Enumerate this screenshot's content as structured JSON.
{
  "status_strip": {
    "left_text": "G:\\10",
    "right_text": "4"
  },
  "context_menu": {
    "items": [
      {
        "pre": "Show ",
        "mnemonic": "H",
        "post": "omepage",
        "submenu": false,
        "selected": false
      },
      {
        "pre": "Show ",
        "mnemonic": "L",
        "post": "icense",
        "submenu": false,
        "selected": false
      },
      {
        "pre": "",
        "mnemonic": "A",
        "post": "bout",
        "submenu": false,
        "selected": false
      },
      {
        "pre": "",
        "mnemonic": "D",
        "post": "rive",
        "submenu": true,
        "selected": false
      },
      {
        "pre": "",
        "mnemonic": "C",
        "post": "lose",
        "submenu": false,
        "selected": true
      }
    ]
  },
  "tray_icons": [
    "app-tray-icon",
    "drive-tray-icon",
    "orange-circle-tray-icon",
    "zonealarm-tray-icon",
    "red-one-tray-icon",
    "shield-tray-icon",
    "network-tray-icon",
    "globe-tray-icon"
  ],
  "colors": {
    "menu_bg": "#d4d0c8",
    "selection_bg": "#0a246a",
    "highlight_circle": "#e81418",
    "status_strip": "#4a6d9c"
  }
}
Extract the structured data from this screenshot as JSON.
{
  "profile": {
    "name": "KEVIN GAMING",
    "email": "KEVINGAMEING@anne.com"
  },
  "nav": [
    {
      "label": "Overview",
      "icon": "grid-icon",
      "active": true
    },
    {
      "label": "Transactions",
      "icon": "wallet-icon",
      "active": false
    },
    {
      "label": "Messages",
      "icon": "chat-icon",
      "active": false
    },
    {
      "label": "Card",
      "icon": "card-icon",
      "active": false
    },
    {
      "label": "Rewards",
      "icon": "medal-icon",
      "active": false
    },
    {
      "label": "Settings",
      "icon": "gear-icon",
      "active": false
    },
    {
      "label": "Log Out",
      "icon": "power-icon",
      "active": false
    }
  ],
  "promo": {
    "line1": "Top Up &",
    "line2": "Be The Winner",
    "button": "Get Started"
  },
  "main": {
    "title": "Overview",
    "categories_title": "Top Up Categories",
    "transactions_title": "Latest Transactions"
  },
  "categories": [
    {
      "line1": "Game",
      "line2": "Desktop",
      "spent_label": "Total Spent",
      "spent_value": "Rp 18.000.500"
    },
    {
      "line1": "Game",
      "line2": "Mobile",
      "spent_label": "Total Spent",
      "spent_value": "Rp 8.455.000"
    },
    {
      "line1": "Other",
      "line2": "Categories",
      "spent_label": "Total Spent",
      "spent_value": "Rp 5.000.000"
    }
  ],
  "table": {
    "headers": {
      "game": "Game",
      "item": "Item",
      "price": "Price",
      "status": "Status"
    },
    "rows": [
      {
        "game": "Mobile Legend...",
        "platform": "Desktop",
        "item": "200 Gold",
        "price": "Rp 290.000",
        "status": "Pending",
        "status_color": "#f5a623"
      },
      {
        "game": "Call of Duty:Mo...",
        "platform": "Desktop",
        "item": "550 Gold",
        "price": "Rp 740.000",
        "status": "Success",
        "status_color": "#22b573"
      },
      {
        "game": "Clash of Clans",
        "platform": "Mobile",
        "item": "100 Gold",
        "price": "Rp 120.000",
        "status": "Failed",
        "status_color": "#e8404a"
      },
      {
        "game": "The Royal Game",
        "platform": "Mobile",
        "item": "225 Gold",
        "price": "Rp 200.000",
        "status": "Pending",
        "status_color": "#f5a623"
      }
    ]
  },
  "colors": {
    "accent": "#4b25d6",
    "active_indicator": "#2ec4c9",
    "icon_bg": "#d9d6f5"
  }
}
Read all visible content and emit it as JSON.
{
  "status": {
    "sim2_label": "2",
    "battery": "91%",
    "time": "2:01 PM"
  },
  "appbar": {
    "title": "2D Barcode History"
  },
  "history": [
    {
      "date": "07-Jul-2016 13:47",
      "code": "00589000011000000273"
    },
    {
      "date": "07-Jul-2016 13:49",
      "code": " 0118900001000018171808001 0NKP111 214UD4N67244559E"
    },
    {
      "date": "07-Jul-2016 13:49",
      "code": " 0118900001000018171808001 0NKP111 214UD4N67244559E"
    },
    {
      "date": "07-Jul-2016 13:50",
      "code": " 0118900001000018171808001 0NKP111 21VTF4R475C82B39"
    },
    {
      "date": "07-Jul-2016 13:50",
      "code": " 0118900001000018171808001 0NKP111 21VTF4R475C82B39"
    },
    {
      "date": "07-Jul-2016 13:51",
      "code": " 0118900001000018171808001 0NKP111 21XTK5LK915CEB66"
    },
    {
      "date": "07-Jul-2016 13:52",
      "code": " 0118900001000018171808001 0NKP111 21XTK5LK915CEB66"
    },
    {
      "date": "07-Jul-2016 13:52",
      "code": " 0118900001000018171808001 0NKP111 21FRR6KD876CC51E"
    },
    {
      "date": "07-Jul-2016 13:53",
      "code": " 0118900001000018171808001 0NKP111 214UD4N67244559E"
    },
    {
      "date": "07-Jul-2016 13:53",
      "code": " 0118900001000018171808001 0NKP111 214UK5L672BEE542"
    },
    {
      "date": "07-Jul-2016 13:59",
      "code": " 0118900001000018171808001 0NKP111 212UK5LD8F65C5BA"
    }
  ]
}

-----

### Stated exercise
Check all the records above and select each line where the string "price" is found.

### Output of the exercise
      "price": "Price",
        "price": "Rp 290.000",
        "price": "Rp 740.000",
        "price": "Rp 120.000",
        "price": "Rp 200.000",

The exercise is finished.